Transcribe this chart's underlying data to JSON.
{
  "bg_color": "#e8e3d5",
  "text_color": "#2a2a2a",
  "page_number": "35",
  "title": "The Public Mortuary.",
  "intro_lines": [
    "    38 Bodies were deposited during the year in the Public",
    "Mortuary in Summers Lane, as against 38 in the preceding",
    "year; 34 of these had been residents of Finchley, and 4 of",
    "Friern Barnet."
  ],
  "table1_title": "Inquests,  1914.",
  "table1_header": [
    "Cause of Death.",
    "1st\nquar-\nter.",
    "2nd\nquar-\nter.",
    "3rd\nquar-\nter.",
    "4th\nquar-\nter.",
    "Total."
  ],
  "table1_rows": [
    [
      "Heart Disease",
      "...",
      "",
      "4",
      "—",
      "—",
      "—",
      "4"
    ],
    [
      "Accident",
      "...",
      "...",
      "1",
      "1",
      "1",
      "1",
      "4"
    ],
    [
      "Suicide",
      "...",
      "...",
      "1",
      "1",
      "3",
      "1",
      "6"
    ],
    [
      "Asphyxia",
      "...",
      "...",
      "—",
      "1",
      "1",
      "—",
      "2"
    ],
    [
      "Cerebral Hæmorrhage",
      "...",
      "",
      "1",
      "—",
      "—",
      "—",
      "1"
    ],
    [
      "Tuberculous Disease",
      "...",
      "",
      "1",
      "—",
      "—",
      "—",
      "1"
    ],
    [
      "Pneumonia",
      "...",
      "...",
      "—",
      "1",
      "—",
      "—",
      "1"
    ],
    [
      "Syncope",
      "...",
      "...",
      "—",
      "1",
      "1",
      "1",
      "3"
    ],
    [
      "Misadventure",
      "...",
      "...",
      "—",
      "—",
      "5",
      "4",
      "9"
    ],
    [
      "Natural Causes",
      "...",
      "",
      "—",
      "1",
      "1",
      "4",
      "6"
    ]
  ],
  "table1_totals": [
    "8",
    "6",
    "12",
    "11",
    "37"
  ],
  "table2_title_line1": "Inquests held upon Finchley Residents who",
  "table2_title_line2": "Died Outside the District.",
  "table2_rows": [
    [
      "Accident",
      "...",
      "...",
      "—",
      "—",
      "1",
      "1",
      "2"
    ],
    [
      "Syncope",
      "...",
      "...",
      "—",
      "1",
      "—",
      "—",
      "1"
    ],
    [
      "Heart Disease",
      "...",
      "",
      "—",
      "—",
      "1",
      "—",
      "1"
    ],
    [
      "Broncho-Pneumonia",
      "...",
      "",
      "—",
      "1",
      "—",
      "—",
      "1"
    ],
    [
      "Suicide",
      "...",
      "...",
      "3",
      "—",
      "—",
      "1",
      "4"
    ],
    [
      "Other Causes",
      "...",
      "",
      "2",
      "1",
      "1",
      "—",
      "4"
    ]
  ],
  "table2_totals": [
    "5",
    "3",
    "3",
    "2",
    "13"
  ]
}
————
To be done:
Gather up the lines containing the word "year" from these records and copy them.

The answer:
    "    38 Bodies were deposited during the year in the Public",
    "year; 34 of these had been residents of Finchley, and 4 of",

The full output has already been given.